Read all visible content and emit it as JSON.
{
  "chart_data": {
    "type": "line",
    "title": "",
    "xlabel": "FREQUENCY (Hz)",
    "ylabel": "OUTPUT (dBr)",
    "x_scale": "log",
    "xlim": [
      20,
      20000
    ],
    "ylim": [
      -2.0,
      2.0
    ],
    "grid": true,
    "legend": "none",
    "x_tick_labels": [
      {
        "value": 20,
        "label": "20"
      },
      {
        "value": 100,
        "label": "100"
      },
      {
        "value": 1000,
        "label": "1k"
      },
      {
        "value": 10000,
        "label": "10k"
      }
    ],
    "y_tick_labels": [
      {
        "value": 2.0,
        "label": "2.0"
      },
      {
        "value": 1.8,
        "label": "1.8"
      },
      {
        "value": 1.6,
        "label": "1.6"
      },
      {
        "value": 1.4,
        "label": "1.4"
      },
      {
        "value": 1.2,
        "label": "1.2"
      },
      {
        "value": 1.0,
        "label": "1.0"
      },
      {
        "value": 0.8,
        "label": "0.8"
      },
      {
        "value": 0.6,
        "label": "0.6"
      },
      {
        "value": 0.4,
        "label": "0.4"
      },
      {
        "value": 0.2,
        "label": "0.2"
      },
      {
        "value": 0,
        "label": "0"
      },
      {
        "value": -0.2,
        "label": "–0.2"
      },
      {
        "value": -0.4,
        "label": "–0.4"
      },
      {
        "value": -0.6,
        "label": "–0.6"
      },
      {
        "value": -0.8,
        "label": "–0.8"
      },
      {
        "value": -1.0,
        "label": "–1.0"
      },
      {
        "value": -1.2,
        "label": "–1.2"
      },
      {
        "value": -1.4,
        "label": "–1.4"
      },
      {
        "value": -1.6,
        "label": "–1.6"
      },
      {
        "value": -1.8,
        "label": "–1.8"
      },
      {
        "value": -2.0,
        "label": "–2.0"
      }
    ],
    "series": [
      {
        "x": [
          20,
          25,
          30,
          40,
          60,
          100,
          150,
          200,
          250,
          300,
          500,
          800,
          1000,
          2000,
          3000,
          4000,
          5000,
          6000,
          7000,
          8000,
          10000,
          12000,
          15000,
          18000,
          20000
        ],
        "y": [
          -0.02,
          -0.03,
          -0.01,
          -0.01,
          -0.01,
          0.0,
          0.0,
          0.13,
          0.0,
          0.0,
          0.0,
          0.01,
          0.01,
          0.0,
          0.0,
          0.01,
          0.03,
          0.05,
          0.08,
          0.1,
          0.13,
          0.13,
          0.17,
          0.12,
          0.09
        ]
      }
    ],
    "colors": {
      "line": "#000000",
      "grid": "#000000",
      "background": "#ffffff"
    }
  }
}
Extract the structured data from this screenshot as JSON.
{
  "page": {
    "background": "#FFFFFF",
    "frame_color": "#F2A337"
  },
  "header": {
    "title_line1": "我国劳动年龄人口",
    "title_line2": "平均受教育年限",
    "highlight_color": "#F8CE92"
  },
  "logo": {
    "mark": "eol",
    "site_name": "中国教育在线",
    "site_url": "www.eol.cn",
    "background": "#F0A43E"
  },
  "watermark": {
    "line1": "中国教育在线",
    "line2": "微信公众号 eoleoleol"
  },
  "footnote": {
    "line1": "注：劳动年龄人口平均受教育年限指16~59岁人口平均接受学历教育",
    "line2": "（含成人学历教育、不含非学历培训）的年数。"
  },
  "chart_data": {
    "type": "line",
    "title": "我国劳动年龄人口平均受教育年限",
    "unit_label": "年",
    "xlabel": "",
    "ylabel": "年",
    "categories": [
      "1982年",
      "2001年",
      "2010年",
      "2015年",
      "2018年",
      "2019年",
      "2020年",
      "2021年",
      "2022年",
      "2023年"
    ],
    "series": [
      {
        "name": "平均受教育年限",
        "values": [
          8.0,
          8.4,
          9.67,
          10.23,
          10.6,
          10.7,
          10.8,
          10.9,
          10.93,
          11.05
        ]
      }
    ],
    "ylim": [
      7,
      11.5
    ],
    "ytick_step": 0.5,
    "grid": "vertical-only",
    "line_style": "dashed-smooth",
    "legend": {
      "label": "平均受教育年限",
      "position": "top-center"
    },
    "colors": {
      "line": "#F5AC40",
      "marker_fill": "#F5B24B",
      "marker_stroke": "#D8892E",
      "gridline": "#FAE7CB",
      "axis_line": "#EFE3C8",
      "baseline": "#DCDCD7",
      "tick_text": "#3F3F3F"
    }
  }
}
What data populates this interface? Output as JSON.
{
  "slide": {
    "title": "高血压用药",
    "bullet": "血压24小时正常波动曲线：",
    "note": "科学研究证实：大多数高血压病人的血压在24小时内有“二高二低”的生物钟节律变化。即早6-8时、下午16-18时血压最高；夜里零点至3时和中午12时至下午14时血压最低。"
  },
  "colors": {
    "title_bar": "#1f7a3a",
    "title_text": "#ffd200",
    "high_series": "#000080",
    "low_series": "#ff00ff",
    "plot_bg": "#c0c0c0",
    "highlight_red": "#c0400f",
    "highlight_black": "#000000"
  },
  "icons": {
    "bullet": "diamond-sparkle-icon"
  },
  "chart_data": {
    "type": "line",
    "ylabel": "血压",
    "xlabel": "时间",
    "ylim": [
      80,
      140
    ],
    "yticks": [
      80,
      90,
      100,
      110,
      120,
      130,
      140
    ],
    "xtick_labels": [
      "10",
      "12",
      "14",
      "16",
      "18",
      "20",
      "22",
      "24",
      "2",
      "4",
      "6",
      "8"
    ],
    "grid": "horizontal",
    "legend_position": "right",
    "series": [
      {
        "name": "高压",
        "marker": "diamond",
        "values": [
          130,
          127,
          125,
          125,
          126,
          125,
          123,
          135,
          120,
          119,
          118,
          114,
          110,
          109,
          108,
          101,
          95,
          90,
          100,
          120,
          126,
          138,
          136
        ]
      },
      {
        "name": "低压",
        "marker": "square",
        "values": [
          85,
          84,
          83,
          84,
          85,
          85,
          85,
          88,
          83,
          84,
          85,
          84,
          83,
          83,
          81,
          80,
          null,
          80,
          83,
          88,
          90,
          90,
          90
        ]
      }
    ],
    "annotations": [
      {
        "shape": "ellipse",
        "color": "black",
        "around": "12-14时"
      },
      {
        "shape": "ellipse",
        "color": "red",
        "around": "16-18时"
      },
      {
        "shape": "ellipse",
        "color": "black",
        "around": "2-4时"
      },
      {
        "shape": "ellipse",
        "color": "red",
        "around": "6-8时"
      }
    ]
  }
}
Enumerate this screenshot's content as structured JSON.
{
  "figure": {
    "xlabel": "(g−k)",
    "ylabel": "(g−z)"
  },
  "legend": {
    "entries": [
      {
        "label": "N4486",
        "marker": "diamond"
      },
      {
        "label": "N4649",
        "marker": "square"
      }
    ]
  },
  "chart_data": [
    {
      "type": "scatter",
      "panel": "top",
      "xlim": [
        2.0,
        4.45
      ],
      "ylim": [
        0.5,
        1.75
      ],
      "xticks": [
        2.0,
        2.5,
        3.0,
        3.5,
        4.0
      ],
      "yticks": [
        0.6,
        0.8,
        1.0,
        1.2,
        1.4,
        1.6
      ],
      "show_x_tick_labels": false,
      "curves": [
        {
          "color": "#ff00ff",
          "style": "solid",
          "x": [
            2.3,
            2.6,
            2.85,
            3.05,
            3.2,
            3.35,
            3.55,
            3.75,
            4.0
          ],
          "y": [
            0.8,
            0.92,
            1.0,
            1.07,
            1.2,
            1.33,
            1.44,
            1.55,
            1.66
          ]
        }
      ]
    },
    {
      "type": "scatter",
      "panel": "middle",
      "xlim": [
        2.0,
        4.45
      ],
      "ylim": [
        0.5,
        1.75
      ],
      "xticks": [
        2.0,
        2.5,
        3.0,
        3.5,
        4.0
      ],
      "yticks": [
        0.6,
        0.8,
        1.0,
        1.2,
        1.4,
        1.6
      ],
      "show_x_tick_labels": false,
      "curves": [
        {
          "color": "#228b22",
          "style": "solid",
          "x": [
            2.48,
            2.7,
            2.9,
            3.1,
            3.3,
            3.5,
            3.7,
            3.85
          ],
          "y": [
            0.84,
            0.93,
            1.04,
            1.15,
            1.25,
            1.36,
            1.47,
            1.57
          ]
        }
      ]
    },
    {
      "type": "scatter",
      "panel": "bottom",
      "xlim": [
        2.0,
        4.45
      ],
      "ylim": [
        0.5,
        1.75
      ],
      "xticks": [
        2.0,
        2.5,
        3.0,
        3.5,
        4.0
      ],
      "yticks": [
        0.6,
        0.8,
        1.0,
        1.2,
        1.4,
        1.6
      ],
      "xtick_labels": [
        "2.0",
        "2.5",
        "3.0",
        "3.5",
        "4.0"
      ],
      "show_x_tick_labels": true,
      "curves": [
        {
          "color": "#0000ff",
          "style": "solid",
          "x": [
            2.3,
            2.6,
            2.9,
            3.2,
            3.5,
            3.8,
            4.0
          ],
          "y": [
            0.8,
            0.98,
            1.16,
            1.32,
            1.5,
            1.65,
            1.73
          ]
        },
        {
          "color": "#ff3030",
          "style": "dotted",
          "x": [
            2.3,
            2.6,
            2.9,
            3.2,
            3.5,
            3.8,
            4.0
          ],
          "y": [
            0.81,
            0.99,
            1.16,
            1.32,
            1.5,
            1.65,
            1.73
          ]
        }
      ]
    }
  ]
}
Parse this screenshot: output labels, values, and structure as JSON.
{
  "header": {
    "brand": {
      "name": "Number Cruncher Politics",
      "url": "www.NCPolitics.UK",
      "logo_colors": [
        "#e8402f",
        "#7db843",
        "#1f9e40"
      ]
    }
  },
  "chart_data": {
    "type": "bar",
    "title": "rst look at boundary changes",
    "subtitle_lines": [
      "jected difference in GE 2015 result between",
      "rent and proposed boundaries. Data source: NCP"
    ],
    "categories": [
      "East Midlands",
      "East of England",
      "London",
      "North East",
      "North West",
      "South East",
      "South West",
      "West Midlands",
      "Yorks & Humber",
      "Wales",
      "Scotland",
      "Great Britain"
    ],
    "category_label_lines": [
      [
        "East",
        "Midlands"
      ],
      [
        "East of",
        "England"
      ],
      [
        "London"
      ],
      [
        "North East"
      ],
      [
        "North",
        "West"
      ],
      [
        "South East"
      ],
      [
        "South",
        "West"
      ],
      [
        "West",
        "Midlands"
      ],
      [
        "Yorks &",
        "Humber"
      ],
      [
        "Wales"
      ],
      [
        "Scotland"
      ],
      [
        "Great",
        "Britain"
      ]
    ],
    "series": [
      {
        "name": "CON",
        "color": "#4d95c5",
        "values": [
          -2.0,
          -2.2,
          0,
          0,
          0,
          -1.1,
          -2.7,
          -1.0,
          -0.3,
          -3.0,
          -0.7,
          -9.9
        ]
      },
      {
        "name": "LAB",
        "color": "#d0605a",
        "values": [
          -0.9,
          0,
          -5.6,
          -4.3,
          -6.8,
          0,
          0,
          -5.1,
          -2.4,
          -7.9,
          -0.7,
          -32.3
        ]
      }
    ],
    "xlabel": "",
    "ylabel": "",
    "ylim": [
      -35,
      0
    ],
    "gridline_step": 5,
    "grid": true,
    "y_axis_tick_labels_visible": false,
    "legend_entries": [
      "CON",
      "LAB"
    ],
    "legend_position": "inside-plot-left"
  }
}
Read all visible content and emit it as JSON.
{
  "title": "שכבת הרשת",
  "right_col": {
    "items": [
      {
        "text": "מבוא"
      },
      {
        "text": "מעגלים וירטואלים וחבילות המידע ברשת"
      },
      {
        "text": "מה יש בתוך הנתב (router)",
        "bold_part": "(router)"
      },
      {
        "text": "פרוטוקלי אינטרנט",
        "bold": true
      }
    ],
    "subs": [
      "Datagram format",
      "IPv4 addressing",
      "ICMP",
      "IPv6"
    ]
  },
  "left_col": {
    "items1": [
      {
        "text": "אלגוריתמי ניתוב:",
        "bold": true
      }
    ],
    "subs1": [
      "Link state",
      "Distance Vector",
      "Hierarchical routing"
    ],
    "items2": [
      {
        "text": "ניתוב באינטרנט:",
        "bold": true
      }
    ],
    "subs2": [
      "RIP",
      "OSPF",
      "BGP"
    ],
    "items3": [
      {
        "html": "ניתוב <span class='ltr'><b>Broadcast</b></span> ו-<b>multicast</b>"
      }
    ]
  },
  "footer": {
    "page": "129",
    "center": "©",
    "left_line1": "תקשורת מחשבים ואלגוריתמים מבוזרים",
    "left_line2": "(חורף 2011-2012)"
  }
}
....................
Return all the lines that contain the string "West".

      "North West",
      "South West",
      "West Midlands",
        "West"
        "West"
        "West",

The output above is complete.